Entries shown:
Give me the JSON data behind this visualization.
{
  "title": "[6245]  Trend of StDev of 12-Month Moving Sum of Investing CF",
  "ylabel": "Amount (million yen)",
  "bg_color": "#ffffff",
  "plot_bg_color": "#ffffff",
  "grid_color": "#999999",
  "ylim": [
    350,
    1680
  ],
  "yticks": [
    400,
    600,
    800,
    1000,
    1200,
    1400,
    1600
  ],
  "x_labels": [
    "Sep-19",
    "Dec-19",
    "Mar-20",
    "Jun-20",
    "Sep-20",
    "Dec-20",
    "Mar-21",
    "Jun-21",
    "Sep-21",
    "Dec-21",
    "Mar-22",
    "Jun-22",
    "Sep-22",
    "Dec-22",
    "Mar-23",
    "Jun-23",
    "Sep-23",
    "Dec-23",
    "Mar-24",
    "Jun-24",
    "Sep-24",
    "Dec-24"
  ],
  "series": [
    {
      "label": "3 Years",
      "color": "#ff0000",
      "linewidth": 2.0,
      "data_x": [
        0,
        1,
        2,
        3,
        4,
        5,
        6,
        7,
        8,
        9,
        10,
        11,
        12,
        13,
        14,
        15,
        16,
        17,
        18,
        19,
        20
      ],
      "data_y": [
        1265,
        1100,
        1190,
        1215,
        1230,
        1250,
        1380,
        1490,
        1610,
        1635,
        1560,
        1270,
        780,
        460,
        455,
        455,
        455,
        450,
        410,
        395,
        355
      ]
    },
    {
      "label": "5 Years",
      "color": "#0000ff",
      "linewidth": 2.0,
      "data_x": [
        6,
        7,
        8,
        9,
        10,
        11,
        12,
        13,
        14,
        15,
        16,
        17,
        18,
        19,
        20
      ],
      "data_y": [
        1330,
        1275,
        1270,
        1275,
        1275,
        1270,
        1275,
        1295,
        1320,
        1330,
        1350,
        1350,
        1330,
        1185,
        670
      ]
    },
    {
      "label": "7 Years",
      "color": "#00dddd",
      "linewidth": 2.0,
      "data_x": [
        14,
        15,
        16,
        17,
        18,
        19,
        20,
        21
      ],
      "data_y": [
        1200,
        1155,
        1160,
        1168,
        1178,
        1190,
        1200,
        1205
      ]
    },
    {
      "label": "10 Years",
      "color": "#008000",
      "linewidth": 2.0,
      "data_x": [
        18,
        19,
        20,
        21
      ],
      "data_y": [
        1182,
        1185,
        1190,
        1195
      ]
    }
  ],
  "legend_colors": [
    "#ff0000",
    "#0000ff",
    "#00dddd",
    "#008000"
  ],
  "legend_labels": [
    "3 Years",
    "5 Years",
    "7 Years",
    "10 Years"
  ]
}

The task:
Nothing should be left out: return all of the records exactly.

Task output:
Give me the JSON data behind this visualization.
{
  "title": "[6245]  Trend of StDev of 12-Month Moving Sum of Investing CF",
  "ylabel": "Amount (million yen)",
  "bg_color": "#ffffff",
  "plot_bg_color": "#ffffff",
  "grid_color": "#999999",
  "ylim": [
    350,
    1680
  ],
  "yticks": [
    400,
    600,
    800,
    1000,
    1200,
    1400,
    1600
  ],
  "x_labels": [
    "Sep-19",
    "Dec-19",
    "Mar-20",
    "Jun-20",
    "Sep-20",
    "Dec-20",
    "Mar-21",
    "Jun-21",
    "Sep-21",
    "Dec-21",
    "Mar-22",
    "Jun-22",
    "Sep-22",
    "Dec-22",
    "Mar-23",
    "Jun-23",
    "Sep-23",
    "Dec-23",
    "Mar-24",
    "Jun-24",
    "Sep-24",
    "Dec-24"
  ],
  "series": [
    {
      "label": "3 Years",
      "color": "#ff0000",
      "linewidth": 2.0,
      "data_x": [
        0,
        1,
        2,
        3,
        4,
        5,
        6,
        7,
        8,
        9,
        10,
        11,
        12,
        13,
        14,
        15,
        16,
        17,
        18,
        19,
        20
      ],
      "data_y": [
        1265,
        1100,
        1190,
        1215,
        1230,
        1250,
        1380,
        1490,
        1610,
        1635,
        1560,
        1270,
        780,
        460,
        455,
        455,
        455,
        450,
        410,
        395,
        355
      ]
    },
    {
      "label": "5 Years",
      "color": "#0000ff",
      "linewidth": 2.0,
      "data_x": [
        6,
        7,
        8,
        9,
        10,
        11,
        12,
        13,
        14,
        15,
        16,
        17,
        18,
        19,
        20
      ],
      "data_y": [
        1330,
        1275,
        1270,
        1275,
        1275,
        1270,
        1275,
        1295,
        1320,
        1330,
        1350,
        1350,
        1330,
        1185,
        670
      ]
    },
    {
      "label": "7 Years",
      "color": "#00dddd",
      "linewidth": 2.0,
      "data_x": [
        14,
        15,
        16,
        17,
        18,
        19,
        20,
        21
      ],
      "data_y": [
        1200,
        1155,
        1160,
        1168,
        1178,
        1190,
        1200,
        1205
      ]
    },
    {
      "label": "10 Years",
      "color": "#008000",
      "linewidth": 2.0,
      "data_x": [
        18,
        19,
        20,
        21
      ],
      "data_y": [
        1182,
        1185,
        1190,
        1195
      ]
    }
  ],
  "legend_colors": [
    "#ff0000",
    "#0000ff",
    "#00dddd",
    "#008000"
  ],
  "legend_labels": [
    "3 Years",
    "5 Years",
    "7 Years",
    "10 Years"
  ]
}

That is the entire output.